__WORK TO BE COMPLETED__
Identify the lines that include the word "safe", then copy all of them.

__DATA FOR THIS EXERCISE__
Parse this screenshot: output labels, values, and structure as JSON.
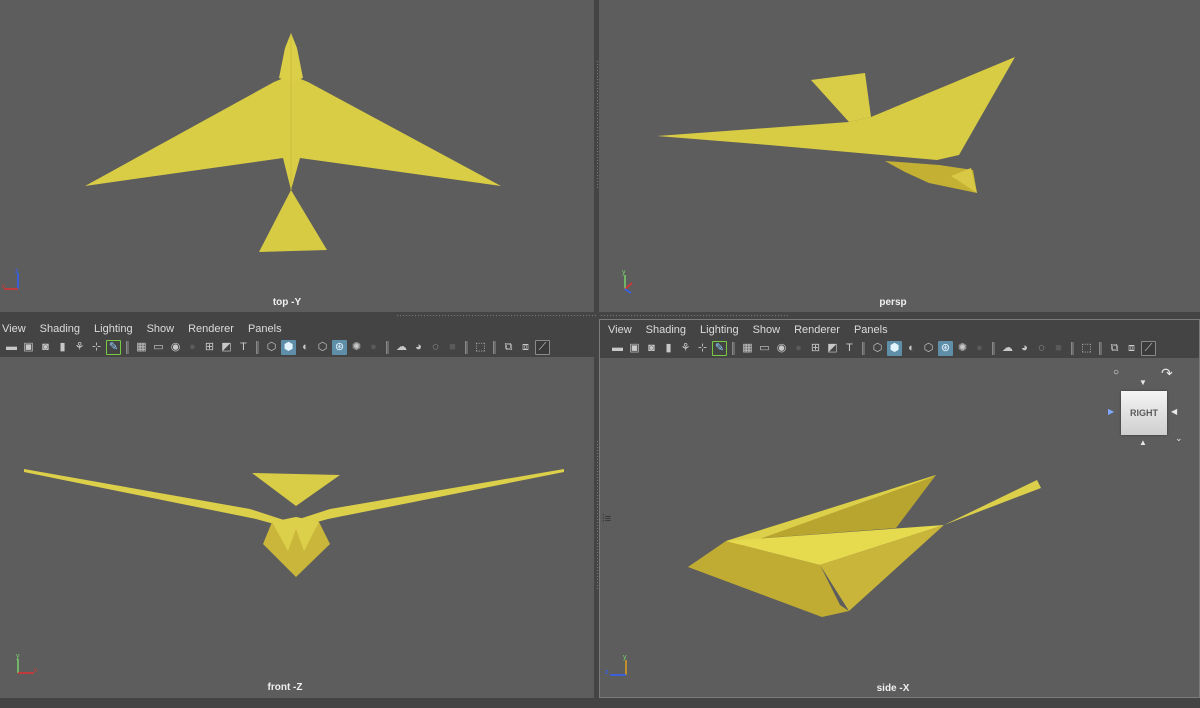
{
  "app": "Maya viewport - four view layout",
  "panels": {
    "top": {
      "label": "top -Y",
      "axis_labels": [
        "z",
        "x",
        "y"
      ]
    },
    "persp": {
      "label": "persp",
      "axis_labels": [
        "y",
        "x",
        "z"
      ]
    },
    "front": {
      "label": "front -Z",
      "axis_labels": [
        "y",
        "x",
        "z"
      ]
    },
    "side": {
      "label": "side -X",
      "axis_labels": [
        "y",
        "z",
        "x"
      ]
    }
  },
  "menu": [
    "View",
    "Shading",
    "Lighting",
    "Show",
    "Renderer",
    "Panels"
  ],
  "toolbar_icons": [
    {
      "icon": "camera-icon",
      "glyph": "▬",
      "state": "normal"
    },
    {
      "icon": "lock-camera-icon",
      "glyph": "▣",
      "state": "normal"
    },
    {
      "icon": "camera-attributes-icon",
      "glyph": "◙",
      "state": "normal"
    },
    {
      "icon": "bookmark-icon",
      "glyph": "▮",
      "state": "normal"
    },
    {
      "icon": "image-plane-icon",
      "glyph": "⚘",
      "state": "normal"
    },
    {
      "icon": "2d-pan-zoom-icon",
      "glyph": "⊹",
      "state": "normal"
    },
    {
      "icon": "grease-pencil-icon",
      "glyph": "✎",
      "state": "green"
    },
    {
      "sep": true
    },
    {
      "icon": "grid-icon",
      "glyph": "▦",
      "state": "normal"
    },
    {
      "icon": "film-gate-icon",
      "glyph": "▭",
      "state": "normal"
    },
    {
      "icon": "resolution-gate-icon",
      "glyph": "◉",
      "state": "normal"
    },
    {
      "icon": "gate-mask-icon",
      "glyph": "●",
      "state": "dim"
    },
    {
      "icon": "field-chart-icon",
      "glyph": "⊞",
      "state": "normal"
    },
    {
      "icon": "safe-action-icon",
      "glyph": "◩",
      "state": "normal"
    },
    {
      "icon": "safe-title-icon",
      "glyph": "T",
      "state": "normal"
    },
    {
      "sep": true
    },
    {
      "icon": "wireframe-icon",
      "glyph": "⬡",
      "state": "normal"
    },
    {
      "icon": "smooth-shade-icon",
      "glyph": "⬢",
      "state": "active"
    },
    {
      "icon": "default-material-icon",
      "glyph": "◐",
      "state": "normal"
    },
    {
      "icon": "shaded-wireframe-icon",
      "glyph": "⬡",
      "state": "normal"
    },
    {
      "icon": "textured-icon",
      "glyph": "⊛",
      "state": "active"
    },
    {
      "icon": "lights-icon",
      "glyph": "✺",
      "state": "normal"
    },
    {
      "icon": "shadows-icon",
      "glyph": "●",
      "state": "dim"
    },
    {
      "sep": true
    },
    {
      "icon": "ambient-occlusion-icon",
      "glyph": "☁",
      "state": "normal"
    },
    {
      "icon": "motion-blur-icon",
      "glyph": "◕",
      "state": "normal"
    },
    {
      "icon": "anti-aliasing-icon",
      "glyph": "◌",
      "state": "normal"
    },
    {
      "icon": "depth-of-field-icon",
      "glyph": "■",
      "state": "dim"
    },
    {
      "sep": true
    },
    {
      "icon": "isolate-select-icon",
      "glyph": "⬚",
      "state": "normal"
    },
    {
      "sep": true
    },
    {
      "icon": "xray-icon",
      "glyph": "⧉",
      "state": "normal"
    },
    {
      "icon": "xray-joints-icon",
      "glyph": "⧈",
      "state": "normal"
    },
    {
      "icon": "xray-active-components-icon",
      "glyph": "⟋",
      "state": "framed"
    }
  ],
  "viewcube": {
    "face_label": "RIGHT"
  },
  "model_color": "#d9cc45"
}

__OUTPUT OF THE EXERCISE__
      "icon": "safe-action-icon",
      "icon": "safe-title-icon",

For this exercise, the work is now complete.